Dataset rows about figures
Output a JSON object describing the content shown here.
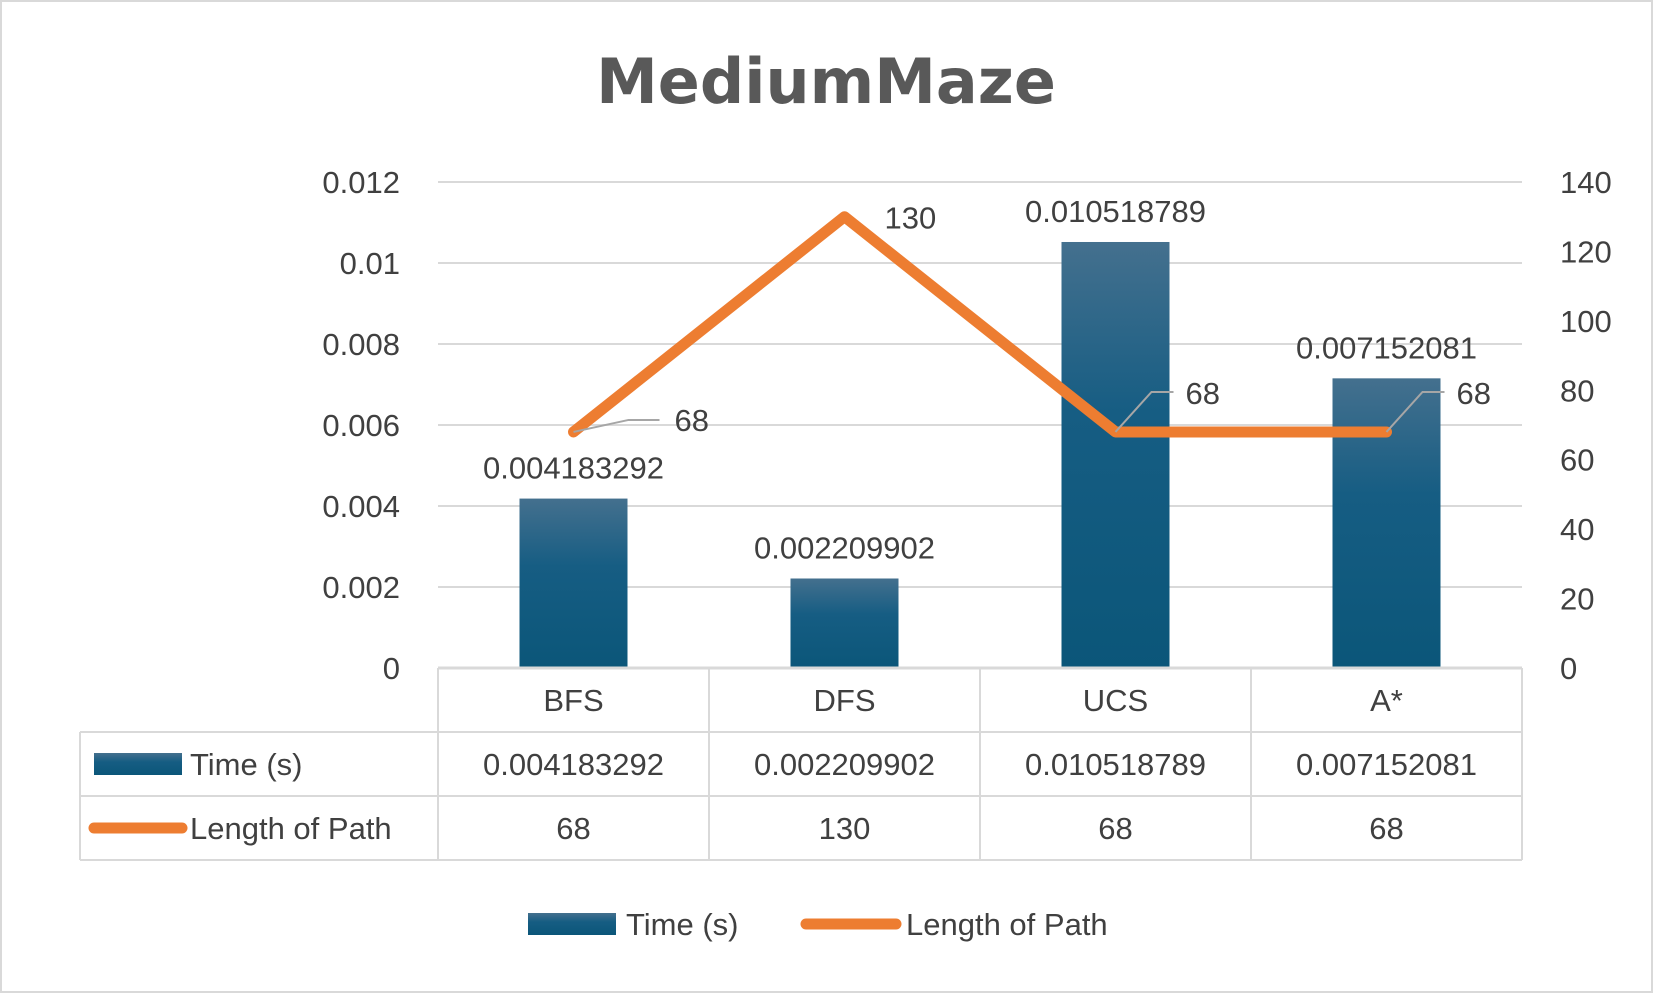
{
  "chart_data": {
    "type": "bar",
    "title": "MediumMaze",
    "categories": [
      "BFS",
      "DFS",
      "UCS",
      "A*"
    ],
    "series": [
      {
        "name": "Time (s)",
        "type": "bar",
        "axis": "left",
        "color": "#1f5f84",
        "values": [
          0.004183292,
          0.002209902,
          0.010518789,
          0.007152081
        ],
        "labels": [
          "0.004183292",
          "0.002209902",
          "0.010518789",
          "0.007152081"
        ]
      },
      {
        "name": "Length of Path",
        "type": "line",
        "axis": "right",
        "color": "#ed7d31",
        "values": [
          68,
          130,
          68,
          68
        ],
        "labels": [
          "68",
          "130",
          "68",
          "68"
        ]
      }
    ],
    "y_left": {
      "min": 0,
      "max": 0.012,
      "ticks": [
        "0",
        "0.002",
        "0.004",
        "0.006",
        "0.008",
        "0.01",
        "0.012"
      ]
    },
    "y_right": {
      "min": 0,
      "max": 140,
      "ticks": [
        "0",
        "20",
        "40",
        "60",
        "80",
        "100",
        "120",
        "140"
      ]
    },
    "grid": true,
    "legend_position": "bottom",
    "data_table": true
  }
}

* * *

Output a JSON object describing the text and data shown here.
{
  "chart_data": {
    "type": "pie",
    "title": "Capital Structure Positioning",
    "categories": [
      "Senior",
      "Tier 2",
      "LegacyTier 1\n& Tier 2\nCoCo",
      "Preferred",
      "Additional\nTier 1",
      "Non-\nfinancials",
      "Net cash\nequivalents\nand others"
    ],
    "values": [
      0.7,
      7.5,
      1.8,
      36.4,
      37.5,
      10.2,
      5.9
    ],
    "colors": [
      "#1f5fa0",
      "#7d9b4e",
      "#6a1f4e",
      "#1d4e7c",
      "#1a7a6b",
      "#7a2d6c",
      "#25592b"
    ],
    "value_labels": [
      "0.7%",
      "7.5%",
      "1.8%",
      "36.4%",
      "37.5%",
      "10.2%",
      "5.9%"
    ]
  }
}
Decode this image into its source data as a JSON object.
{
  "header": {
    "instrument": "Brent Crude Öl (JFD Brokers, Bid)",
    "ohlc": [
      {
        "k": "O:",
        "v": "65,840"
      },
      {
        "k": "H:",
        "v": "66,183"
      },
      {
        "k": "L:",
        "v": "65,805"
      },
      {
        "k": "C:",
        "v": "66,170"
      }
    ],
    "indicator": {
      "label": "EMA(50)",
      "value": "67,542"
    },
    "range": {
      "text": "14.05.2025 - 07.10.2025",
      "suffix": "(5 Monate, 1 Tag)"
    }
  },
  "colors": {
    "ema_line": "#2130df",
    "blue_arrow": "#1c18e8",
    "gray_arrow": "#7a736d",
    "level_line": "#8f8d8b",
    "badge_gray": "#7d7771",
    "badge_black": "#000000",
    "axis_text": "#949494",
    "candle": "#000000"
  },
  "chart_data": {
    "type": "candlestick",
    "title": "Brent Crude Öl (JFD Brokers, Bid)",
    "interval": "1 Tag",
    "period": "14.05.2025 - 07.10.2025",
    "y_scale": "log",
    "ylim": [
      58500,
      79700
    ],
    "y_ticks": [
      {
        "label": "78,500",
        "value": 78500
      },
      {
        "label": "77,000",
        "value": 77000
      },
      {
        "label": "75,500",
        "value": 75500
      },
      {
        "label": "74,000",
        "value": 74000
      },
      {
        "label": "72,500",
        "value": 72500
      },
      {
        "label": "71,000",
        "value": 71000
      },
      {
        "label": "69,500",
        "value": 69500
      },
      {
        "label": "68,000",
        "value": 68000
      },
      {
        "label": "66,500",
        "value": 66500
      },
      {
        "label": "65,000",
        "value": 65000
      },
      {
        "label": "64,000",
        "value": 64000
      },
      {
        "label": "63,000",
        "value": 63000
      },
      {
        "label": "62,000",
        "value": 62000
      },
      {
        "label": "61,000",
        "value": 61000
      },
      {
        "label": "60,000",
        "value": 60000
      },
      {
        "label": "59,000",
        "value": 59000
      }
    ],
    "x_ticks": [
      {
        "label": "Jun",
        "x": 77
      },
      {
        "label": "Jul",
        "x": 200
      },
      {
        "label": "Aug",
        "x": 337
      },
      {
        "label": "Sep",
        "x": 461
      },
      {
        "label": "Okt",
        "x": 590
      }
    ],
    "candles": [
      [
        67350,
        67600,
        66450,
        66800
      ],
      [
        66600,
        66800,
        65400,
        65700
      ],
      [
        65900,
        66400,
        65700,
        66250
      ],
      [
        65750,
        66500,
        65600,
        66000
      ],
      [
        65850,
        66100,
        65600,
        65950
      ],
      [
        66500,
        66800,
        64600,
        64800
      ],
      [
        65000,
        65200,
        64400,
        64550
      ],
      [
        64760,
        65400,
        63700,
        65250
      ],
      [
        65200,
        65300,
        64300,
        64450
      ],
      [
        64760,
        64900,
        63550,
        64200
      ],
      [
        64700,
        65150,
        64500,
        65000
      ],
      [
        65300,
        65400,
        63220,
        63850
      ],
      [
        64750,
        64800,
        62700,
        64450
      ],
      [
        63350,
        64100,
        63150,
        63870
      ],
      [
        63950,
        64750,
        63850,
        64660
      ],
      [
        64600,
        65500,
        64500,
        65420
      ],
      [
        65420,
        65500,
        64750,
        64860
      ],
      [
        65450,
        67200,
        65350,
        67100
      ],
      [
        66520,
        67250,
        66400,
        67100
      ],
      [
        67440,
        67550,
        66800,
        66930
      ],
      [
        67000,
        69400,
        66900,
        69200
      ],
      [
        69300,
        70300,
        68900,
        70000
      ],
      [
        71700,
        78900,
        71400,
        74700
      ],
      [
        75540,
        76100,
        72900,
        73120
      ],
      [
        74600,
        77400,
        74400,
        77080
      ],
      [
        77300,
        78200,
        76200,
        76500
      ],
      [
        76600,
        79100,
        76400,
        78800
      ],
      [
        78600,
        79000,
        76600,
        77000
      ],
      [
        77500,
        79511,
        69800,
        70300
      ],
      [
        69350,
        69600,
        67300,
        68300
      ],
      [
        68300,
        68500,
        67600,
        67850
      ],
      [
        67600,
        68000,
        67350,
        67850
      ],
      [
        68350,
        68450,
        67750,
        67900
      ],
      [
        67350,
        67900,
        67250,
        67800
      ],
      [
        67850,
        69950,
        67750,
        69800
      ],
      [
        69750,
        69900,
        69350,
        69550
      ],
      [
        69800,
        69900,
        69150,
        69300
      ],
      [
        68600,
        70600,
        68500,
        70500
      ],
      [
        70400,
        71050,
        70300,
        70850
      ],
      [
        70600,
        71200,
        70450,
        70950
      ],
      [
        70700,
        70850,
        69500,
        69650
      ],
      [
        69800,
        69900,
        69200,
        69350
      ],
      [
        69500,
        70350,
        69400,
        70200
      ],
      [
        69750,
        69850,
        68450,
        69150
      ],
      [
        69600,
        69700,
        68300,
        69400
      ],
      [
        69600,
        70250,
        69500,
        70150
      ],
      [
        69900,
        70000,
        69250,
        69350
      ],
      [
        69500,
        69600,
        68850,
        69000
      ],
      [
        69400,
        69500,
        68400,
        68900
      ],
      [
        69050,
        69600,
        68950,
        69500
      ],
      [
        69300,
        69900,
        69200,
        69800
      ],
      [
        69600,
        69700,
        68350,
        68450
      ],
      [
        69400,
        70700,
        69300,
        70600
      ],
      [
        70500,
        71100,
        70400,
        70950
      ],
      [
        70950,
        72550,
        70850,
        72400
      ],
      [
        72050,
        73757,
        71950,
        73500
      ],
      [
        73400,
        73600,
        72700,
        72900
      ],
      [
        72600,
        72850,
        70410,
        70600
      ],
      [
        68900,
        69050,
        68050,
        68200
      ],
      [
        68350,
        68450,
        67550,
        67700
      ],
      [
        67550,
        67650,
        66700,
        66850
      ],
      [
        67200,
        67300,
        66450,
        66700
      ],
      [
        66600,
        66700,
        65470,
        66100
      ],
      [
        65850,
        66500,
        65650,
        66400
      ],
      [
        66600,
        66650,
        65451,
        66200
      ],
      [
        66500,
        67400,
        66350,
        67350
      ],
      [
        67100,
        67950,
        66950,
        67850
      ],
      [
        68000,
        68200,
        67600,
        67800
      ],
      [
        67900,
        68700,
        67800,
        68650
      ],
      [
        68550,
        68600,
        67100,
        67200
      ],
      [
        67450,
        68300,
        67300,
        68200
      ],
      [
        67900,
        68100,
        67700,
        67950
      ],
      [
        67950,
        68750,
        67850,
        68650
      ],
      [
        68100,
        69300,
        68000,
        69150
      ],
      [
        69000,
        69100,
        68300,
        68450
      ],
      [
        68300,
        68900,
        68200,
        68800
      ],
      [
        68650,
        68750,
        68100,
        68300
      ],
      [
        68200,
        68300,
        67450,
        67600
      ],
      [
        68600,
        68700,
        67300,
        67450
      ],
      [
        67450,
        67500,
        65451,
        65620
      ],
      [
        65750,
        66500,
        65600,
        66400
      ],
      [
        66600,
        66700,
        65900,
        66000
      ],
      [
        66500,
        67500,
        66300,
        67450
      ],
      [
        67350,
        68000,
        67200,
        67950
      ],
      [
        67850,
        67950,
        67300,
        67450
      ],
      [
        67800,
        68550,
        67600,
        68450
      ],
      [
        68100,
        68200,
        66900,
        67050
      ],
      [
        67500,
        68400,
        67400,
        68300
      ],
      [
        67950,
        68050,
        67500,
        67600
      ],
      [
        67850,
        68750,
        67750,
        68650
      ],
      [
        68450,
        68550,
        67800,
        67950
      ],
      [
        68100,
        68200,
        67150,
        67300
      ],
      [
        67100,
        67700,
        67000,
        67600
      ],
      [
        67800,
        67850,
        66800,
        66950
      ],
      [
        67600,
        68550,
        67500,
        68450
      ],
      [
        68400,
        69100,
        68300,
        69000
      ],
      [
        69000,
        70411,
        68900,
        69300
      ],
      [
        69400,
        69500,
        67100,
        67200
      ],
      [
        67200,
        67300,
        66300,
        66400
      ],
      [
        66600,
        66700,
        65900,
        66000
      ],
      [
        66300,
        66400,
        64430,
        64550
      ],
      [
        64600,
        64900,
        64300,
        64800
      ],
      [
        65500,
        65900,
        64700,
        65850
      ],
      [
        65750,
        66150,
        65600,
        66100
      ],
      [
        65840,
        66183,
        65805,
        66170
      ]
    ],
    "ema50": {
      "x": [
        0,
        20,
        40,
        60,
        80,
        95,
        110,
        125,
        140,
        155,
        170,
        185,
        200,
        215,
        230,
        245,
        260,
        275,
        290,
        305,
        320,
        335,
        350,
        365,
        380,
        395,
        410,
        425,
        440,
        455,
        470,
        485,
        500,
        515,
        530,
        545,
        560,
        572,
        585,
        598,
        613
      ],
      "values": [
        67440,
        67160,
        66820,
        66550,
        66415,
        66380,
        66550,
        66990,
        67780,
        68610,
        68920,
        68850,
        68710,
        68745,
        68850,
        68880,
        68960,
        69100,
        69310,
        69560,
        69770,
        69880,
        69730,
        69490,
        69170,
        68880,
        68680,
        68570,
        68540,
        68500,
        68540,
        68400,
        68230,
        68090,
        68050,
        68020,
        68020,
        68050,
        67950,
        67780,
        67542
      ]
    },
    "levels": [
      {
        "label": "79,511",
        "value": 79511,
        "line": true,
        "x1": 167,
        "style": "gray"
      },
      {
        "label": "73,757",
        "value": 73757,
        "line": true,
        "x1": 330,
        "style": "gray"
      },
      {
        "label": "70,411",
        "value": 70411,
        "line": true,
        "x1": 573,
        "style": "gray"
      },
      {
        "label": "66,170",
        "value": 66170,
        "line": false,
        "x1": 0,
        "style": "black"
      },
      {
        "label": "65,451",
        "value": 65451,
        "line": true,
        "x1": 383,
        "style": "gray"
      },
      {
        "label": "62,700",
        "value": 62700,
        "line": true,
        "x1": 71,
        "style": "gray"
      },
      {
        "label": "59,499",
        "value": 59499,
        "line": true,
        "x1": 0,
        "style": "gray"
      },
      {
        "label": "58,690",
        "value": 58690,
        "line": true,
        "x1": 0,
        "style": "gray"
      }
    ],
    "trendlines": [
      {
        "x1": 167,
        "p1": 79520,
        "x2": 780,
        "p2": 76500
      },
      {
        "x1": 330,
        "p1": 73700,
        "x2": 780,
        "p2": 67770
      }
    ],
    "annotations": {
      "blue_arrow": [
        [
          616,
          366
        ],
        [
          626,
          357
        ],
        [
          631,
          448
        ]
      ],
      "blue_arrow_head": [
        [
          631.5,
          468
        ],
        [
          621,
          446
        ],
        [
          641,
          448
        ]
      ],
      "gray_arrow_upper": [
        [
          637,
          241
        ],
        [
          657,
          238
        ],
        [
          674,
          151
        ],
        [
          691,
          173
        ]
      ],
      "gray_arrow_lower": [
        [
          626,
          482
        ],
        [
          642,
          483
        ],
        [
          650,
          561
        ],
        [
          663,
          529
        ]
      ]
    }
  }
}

*Short problem*:
Among the lines of the data above, determine how many contain the word "Crude". Report the number alone.

*Solved problem*:
2